---------- RECORDED INFORMATION
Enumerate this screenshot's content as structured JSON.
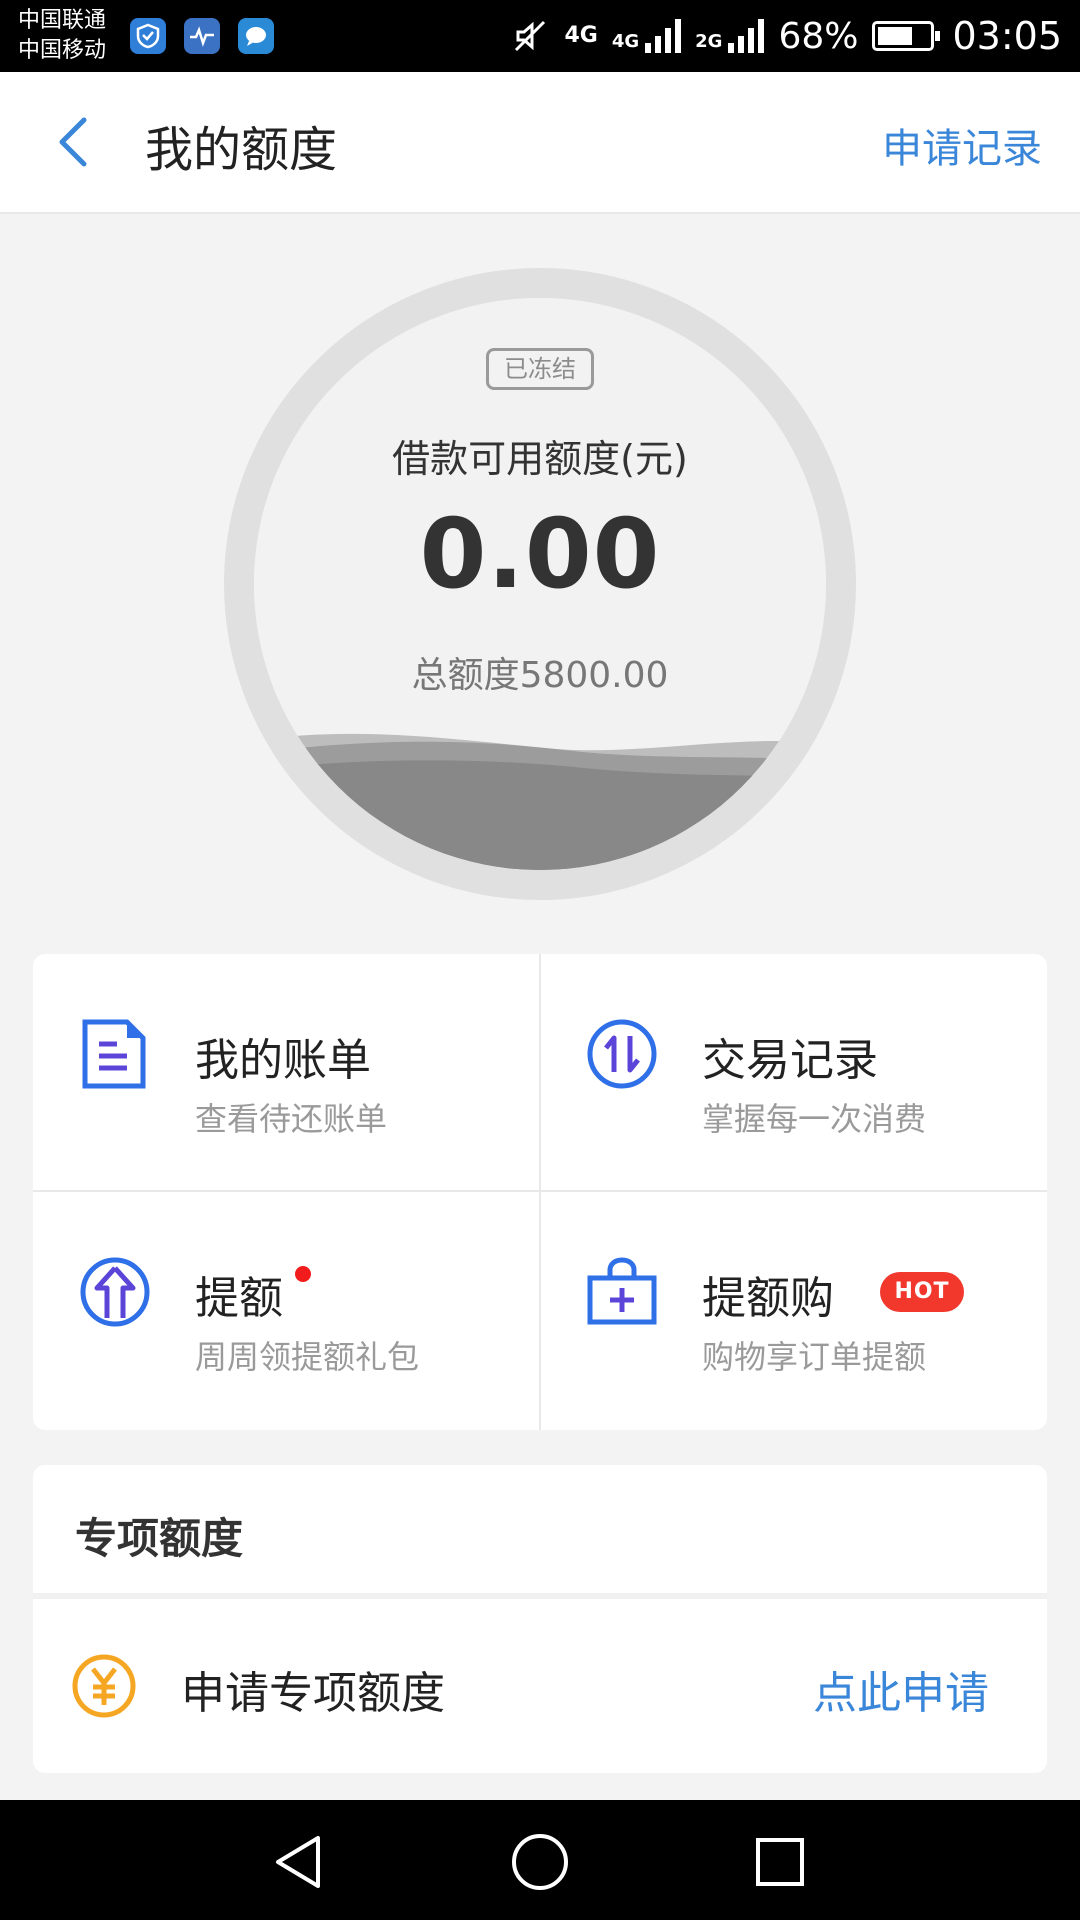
{
  "status_bar": {
    "carrier_1": "中国联通",
    "carrier_2": "中国移动",
    "network_1": "4G",
    "network_2": "4G",
    "network_3": "2G",
    "battery": "68%",
    "time": "03:05",
    "app_icons": [
      "shield-icon",
      "heart-rate-icon",
      "chat-icon"
    ]
  },
  "header": {
    "title": "我的额度",
    "action": "申请记录"
  },
  "gauge": {
    "status_badge": "已冻结",
    "label": "借款可用额度(元)",
    "value": "0.00",
    "total": "总额度5800.00"
  },
  "grid": [
    {
      "title": "我的账单",
      "subtitle": "查看待还账单",
      "icon": "document-icon"
    },
    {
      "title": "交易记录",
      "subtitle": "掌握每一次消费",
      "icon": "exchange-icon"
    },
    {
      "title": "提额",
      "subtitle": "周周领提额礼包",
      "icon": "arrow-up-icon",
      "dot": true
    },
    {
      "title": "提额购",
      "subtitle": "购物享订单提额",
      "icon": "shopping-bag-icon",
      "badge": "HOT"
    }
  ],
  "special": {
    "title": "专项额度",
    "row_label": "申请专项额度",
    "row_action": "点此申请"
  },
  "colors": {
    "accent": "#3a86d9",
    "icon_blue": "#2f6fe8",
    "icon_purple": "#5b45d9",
    "hot_red": "#f2382d",
    "yuan_orange": "#f5a623"
  }
}
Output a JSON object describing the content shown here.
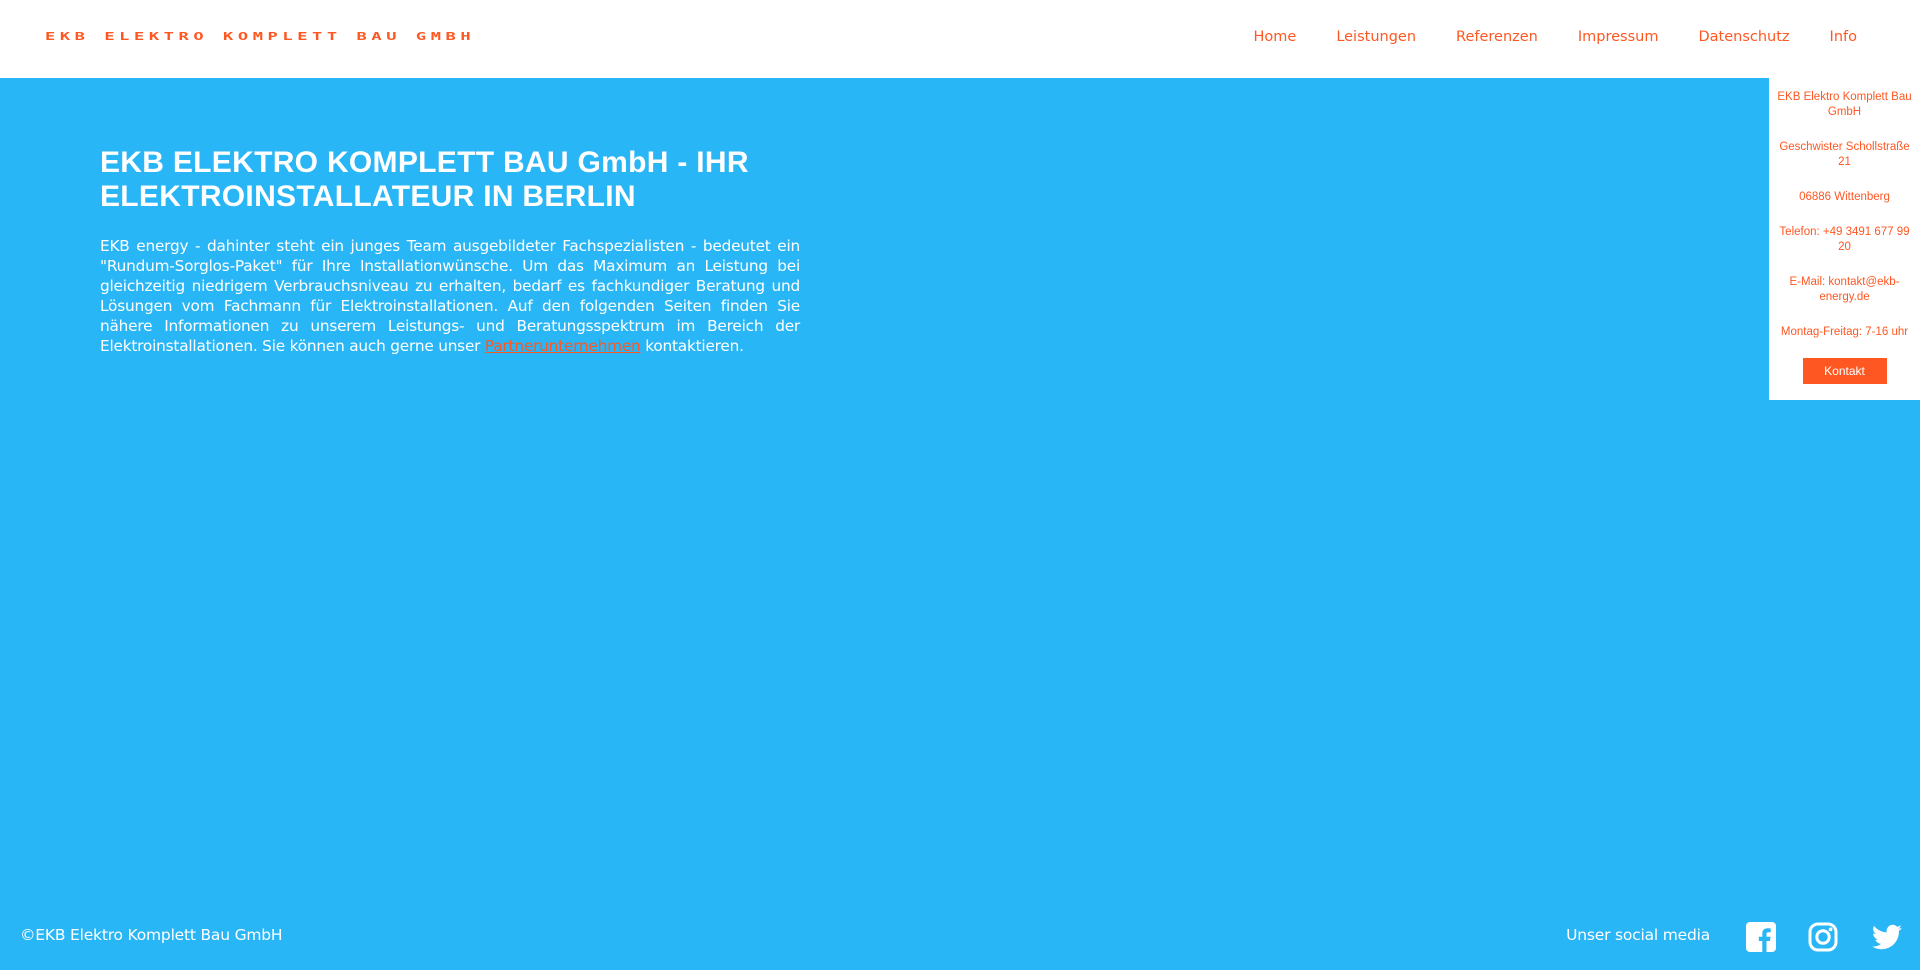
{
  "header": {
    "logo": "EKB ELEKTRO KOMPLETT BAU GMBH",
    "nav": [
      "Home",
      "Leistungen",
      "Referenzen",
      "Impressum",
      "Datenschutz",
      "Info"
    ]
  },
  "main": {
    "title": "EKB ELEKTRO KOMPLETT BAU GmbH - IHR ELEKTROINSTALLATEUR IN BERLIN",
    "intro_before": "EKB energy - dahinter steht ein junges Team ausgebildeter Fachspezialisten - bedeutet ein \"Rundum-Sorglos-Paket\" für Ihre Installationwünsche. Um das Maximum an Leistung bei gleichzeitig niedrigem Verbrauchsniveau zu erhalten, bedarf es fachkundiger Beratung und Lösungen vom Fachmann für Elektroinstallationen. Auf den folgenden Seiten finden Sie nähere Informationen zu unserem Leistungs- und Beratungsspektrum im Bereich der Elektroinstallationen. Sie können auch gerne unser ",
    "intro_link": "Partnerunternehmen",
    "intro_after": " kontaktieren."
  },
  "sidebar": {
    "company": "EKB Elektro Komplett Bau GmbH",
    "street": "Geschwister Schollstraße 21",
    "city": "06886 Wittenberg",
    "phone": "Telefon: +49 3491 677 99 20",
    "email": "E-Mail: kontakt@ekb-energy.de",
    "hours": "Montag-Freitag: 7-16 uhr",
    "button": "Kontakt"
  },
  "footer": {
    "copyright": "©EKB Elektro Komplett Bau GmbH",
    "social_label": "Unser social media",
    "icons": [
      "facebook-icon",
      "instagram-icon",
      "twitter-icon"
    ]
  },
  "colors": {
    "accent": "#ff5722",
    "background": "#29b6f6",
    "header": "#ffffff"
  }
}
--------------------
TASK STATEMENT = Generate a word-for-word copy of the preceding records, excluding all pictures.

REPLY =
Enumerate this screenshot's content as structured JSON.
{
  "status_bar": {
    "carrier_1": "中国联通",
    "carrier_2": "中国移动",
    "network_1": "4G",
    "network_2": "4G",
    "network_3": "2G",
    "battery": "68%",
    "time": "03:05",
    "app_icons": [
      "shield-icon",
      "heart-rate-icon",
      "chat-icon"
    ]
  },
  "header": {
    "title": "我的额度",
    "action": "申请记录"
  },
  "gauge": {
    "status_badge": "已冻结",
    "label": "借款可用额度(元)",
    "value": "0.00",
    "total": "总额度5800.00"
  },
  "grid": [
    {
      "title": "我的账单",
      "subtitle": "查看待还账单",
      "icon": "document-icon"
    },
    {
      "title": "交易记录",
      "subtitle": "掌握每一次消费",
      "icon": "exchange-icon"
    },
    {
      "title": "提额",
      "subtitle": "周周领提额礼包",
      "icon": "arrow-up-icon",
      "dot": true
    },
    {
      "title": "提额购",
      "subtitle": "购物享订单提额",
      "icon": "shopping-bag-icon",
      "badge": "HOT"
    }
  ],
  "special": {
    "title": "专项额度",
    "row_label": "申请专项额度",
    "row_action": "点此申请"
  },
  "colors": {
    "accent": "#3a86d9",
    "icon_blue": "#2f6fe8",
    "icon_purple": "#5b45d9",
    "hot_red": "#f2382d",
    "yuan_orange": "#f5a623"
  }
}
Output a JSON object describing the content shown here.
{
  "header": {
    "logo": "EKB ELEKTRO KOMPLETT BAU GMBH",
    "nav": [
      "Home",
      "Leistungen",
      "Referenzen",
      "Impressum",
      "Datenschutz",
      "Info"
    ]
  },
  "main": {
    "title": "EKB ELEKTRO KOMPLETT BAU GmbH - IHR ELEKTROINSTALLATEUR IN BERLIN",
    "intro_before": "EKB energy - dahinter steht ein junges Team ausgebildeter Fachspezialisten - bedeutet ein \"Rundum-Sorglos-Paket\" für Ihre Installationwünsche. Um das Maximum an Leistung bei gleichzeitig niedrigem Verbrauchsniveau zu erhalten, bedarf es fachkundiger Beratung und Lösungen vom Fachmann für Elektroinstallationen. Auf den folgenden Seiten finden Sie nähere Informationen zu unserem Leistungs- und Beratungsspektrum im Bereich der Elektroinstallationen. Sie können auch gerne unser ",
    "intro_link": "Partnerunternehmen",
    "intro_after": " kontaktieren."
  },
  "sidebar": {
    "company": "EKB Elektro Komplett Bau GmbH",
    "street": "Geschwister Schollstraße 21",
    "city": "06886 Wittenberg",
    "phone": "Telefon: +49 3491 677 99 20",
    "email": "E-Mail: kontakt@ekb-energy.de",
    "hours": "Montag-Freitag: 7-16 uhr",
    "button": "Kontakt"
  },
  "footer": {
    "copyright": "©EKB Elektro Komplett Bau GmbH",
    "social_label": "Unser social media",
    "icons": [
      "facebook-icon",
      "instagram-icon",
      "twitter-icon"
    ]
  },
  "colors": {
    "accent": "#ff5722",
    "background": "#29b6f6",
    "header": "#ffffff"
  }
}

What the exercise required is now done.